Restate the listing below word for word, omitting any images.

>> START Data shown

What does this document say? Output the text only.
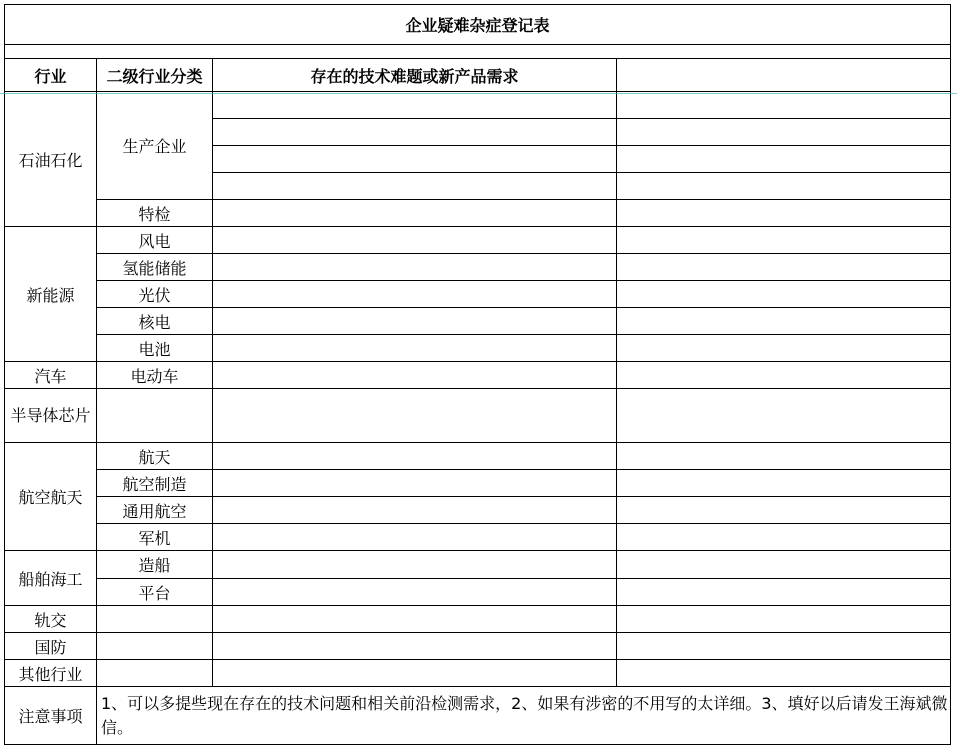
企业疑难杂症登记表			

行业	二级行业分类	存在的技术难题或新产品需求	
石油石化	生产企业		

	特检		
新能源	风电		
	氢能储能		
	光伏		
	核电		
	电池		
汽车	电动车		
半导体芯片			
航空航天	航天		
	航空制造		
	通用航空		
	军机		
船舶海工	造船		
	平台		
轨交			
国防			
其他行业			
注意事项	1、可以多提些现在存在的技术问题和相关前沿检测需求，2、如果有涉密的不用写的太详细。3、填好以后请发王海斌微信。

>> END Data shown

**Output:**
What does this document say? Output the text only.
企业疑难杂症登记表			

行业	二级行业分类	存在的技术难题或新产品需求	
石油石化	生产企业		

	特检		
新能源	风电		
	氢能储能		
	光伏		
	核电		
	电池		
汽车	电动车		
半导体芯片			
航空航天	航天		
	航空制造		
	通用航空		
	军机		
船舶海工	造船		
	平台		
轨交			
国防			
其他行业			
注意事项	1、可以多提些现在存在的技术问题和相关前沿检测需求，2、如果有涉密的不用写的太详细。3、填好以后请发王海斌微信。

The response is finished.